[Short task]:
Extract all of the entries and give them again, word for word.

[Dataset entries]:
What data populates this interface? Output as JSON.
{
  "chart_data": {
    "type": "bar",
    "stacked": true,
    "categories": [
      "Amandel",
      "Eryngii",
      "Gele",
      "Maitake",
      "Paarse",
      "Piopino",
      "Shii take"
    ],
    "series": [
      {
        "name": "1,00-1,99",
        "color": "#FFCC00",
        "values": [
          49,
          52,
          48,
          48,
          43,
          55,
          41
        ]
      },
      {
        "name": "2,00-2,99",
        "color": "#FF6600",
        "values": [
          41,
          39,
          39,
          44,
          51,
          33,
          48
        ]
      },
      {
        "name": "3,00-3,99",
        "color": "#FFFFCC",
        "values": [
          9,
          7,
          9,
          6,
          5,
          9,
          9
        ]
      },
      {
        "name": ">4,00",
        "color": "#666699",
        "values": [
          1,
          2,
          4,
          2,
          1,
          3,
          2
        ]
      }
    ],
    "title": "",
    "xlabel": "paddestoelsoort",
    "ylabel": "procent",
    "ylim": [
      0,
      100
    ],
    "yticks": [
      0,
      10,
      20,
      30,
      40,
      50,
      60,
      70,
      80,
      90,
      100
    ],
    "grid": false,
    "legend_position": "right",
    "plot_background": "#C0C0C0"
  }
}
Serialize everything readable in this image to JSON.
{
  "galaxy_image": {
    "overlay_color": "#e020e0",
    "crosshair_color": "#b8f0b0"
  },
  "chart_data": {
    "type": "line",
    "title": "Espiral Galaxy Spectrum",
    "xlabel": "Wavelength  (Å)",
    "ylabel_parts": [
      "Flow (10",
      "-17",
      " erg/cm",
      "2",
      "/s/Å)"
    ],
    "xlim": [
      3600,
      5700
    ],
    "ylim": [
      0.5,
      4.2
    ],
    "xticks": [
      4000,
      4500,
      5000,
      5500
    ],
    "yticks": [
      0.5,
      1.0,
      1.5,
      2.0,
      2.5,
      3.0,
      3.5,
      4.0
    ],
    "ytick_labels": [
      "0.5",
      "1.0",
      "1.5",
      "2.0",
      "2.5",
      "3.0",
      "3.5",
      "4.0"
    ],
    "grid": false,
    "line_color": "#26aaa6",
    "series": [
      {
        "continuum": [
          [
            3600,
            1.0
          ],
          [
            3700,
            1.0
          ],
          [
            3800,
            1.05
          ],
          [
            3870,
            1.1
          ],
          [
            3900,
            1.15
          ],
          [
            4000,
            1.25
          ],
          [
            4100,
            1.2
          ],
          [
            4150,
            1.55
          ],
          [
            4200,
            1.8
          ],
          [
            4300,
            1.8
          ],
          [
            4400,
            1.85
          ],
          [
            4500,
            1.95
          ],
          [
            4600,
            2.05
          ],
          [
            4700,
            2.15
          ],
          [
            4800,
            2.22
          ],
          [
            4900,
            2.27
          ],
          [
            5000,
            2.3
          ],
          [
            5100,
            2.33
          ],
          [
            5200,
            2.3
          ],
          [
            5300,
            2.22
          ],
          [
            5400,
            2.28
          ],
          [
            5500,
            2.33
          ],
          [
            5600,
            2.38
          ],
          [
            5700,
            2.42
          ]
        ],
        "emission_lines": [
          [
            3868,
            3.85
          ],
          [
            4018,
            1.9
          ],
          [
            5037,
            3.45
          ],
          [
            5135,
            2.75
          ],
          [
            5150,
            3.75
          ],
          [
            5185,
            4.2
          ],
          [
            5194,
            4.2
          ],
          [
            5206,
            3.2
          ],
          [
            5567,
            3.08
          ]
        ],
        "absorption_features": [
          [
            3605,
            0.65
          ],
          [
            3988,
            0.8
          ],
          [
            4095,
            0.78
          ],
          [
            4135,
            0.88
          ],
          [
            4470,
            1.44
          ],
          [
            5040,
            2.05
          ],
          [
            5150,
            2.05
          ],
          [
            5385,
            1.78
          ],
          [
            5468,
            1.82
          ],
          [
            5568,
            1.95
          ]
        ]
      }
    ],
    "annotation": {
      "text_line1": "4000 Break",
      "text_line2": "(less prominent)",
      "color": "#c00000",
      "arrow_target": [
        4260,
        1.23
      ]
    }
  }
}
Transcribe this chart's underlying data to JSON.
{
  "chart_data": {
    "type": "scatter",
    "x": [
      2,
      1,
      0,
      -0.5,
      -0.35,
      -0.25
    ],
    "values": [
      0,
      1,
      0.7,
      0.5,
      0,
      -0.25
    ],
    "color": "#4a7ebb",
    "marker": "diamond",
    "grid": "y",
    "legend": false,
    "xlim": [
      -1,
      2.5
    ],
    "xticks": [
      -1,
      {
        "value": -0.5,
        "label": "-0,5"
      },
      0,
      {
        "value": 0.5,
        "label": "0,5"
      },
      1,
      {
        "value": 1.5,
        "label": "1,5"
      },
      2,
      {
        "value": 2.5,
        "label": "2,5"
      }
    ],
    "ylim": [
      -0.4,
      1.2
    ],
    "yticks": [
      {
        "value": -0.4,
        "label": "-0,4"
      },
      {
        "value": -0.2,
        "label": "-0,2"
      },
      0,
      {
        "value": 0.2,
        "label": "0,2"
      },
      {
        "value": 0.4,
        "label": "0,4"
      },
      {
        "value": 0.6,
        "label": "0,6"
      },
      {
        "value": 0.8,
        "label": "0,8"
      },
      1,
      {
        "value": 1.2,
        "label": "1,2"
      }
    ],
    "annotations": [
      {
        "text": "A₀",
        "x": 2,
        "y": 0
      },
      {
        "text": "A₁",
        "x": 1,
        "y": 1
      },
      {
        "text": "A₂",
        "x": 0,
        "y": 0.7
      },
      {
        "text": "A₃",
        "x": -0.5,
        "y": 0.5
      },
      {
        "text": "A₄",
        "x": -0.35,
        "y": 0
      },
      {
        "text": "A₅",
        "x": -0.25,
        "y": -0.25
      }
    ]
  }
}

[Written answer]:
What data populates this interface? Output as JSON.
{
  "chart_data": {
    "type": "bar",
    "stacked": true,
    "categories": [
      "Amandel",
      "Eryngii",
      "Gele",
      "Maitake",
      "Paarse",
      "Piopino",
      "Shii take"
    ],
    "series": [
      {
        "name": "1,00-1,99",
        "color": "#FFCC00",
        "values": [
          49,
          52,
          48,
          48,
          43,
          55,
          41
        ]
      },
      {
        "name": "2,00-2,99",
        "color": "#FF6600",
        "values": [
          41,
          39,
          39,
          44,
          51,
          33,
          48
        ]
      },
      {
        "name": "3,00-3,99",
        "color": "#FFFFCC",
        "values": [
          9,
          7,
          9,
          6,
          5,
          9,
          9
        ]
      },
      {
        "name": ">4,00",
        "color": "#666699",
        "values": [
          1,
          2,
          4,
          2,
          1,
          3,
          2
        ]
      }
    ],
    "title": "",
    "xlabel": "paddestoelsoort",
    "ylabel": "procent",
    "ylim": [
      0,
      100
    ],
    "yticks": [
      0,
      10,
      20,
      30,
      40,
      50,
      60,
      70,
      80,
      90,
      100
    ],
    "grid": false,
    "legend_position": "right",
    "plot_background": "#C0C0C0"
  }
}
Serialize everything readable in this image to JSON.
{
  "galaxy_image": {
    "overlay_color": "#e020e0",
    "crosshair_color": "#b8f0b0"
  },
  "chart_data": {
    "type": "line",
    "title": "Espiral Galaxy Spectrum",
    "xlabel": "Wavelength  (Å)",
    "ylabel_parts": [
      "Flow (10",
      "-17",
      " erg/cm",
      "2",
      "/s/Å)"
    ],
    "xlim": [
      3600,
      5700
    ],
    "ylim": [
      0.5,
      4.2
    ],
    "xticks": [
      4000,
      4500,
      5000,
      5500
    ],
    "yticks": [
      0.5,
      1.0,
      1.5,
      2.0,
      2.5,
      3.0,
      3.5,
      4.0
    ],
    "ytick_labels": [
      "0.5",
      "1.0",
      "1.5",
      "2.0",
      "2.5",
      "3.0",
      "3.5",
      "4.0"
    ],
    "grid": false,
    "line_color": "#26aaa6",
    "series": [
      {
        "continuum": [
          [
            3600,
            1.0
          ],
          [
            3700,
            1.0
          ],
          [
            3800,
            1.05
          ],
          [
            3870,
            1.1
          ],
          [
            3900,
            1.15
          ],
          [
            4000,
            1.25
          ],
          [
            4100,
            1.2
          ],
          [
            4150,
            1.55
          ],
          [
            4200,
            1.8
          ],
          [
            4300,
            1.8
          ],
          [
            4400,
            1.85
          ],
          [
            4500,
            1.95
          ],
          [
            4600,
            2.05
          ],
          [
            4700,
            2.15
          ],
          [
            4800,
            2.22
          ],
          [
            4900,
            2.27
          ],
          [
            5000,
            2.3
          ],
          [
            5100,
            2.33
          ],
          [
            5200,
            2.3
          ],
          [
            5300,
            2.22
          ],
          [
            5400,
            2.28
          ],
          [
            5500,
            2.33
          ],
          [
            5600,
            2.38
          ],
          [
            5700,
            2.42
          ]
        ],
        "emission_lines": [
          [
            3868,
            3.85
          ],
          [
            4018,
            1.9
          ],
          [
            5037,
            3.45
          ],
          [
            5135,
            2.75
          ],
          [
            5150,
            3.75
          ],
          [
            5185,
            4.2
          ],
          [
            5194,
            4.2
          ],
          [
            5206,
            3.2
          ],
          [
            5567,
            3.08
          ]
        ],
        "absorption_features": [
          [
            3605,
            0.65
          ],
          [
            3988,
            0.8
          ],
          [
            4095,
            0.78
          ],
          [
            4135,
            0.88
          ],
          [
            4470,
            1.44
          ],
          [
            5040,
            2.05
          ],
          [
            5150,
            2.05
          ],
          [
            5385,
            1.78
          ],
          [
            5468,
            1.82
          ],
          [
            5568,
            1.95
          ]
        ]
      }
    ],
    "annotation": {
      "text_line1": "4000 Break",
      "text_line2": "(less prominent)",
      "color": "#c00000",
      "arrow_target": [
        4260,
        1.23
      ]
    }
  }
}
Transcribe this chart's underlying data to JSON.
{
  "chart_data": {
    "type": "scatter",
    "x": [
      2,
      1,
      0,
      -0.5,
      -0.35,
      -0.25
    ],
    "values": [
      0,
      1,
      0.7,
      0.5,
      0,
      -0.25
    ],
    "color": "#4a7ebb",
    "marker": "diamond",
    "grid": "y",
    "legend": false,
    "xlim": [
      -1,
      2.5
    ],
    "xticks": [
      -1,
      {
        "value": -0.5,
        "label": "-0,5"
      },
      0,
      {
        "value": 0.5,
        "label": "0,5"
      },
      1,
      {
        "value": 1.5,
        "label": "1,5"
      },
      2,
      {
        "value": 2.5,
        "label": "2,5"
      }
    ],
    "ylim": [
      -0.4,
      1.2
    ],
    "yticks": [
      {
        "value": -0.4,
        "label": "-0,4"
      },
      {
        "value": -0.2,
        "label": "-0,2"
      },
      0,
      {
        "value": 0.2,
        "label": "0,2"
      },
      {
        "value": 0.4,
        "label": "0,4"
      },
      {
        "value": 0.6,
        "label": "0,6"
      },
      {
        "value": 0.8,
        "label": "0,8"
      },
      1,
      {
        "value": 1.2,
        "label": "1,2"
      }
    ],
    "annotations": [
      {
        "text": "A₀",
        "x": 2,
        "y": 0
      },
      {
        "text": "A₁",
        "x": 1,
        "y": 1
      },
      {
        "text": "A₂",
        "x": 0,
        "y": 0.7
      },
      {
        "text": "A₃",
        "x": -0.5,
        "y": 0.5
      },
      {
        "text": "A₄",
        "x": -0.35,
        "y": 0
      },
      {
        "text": "A₅",
        "x": -0.25,
        "y": -0.25
      }
    ]
  }
}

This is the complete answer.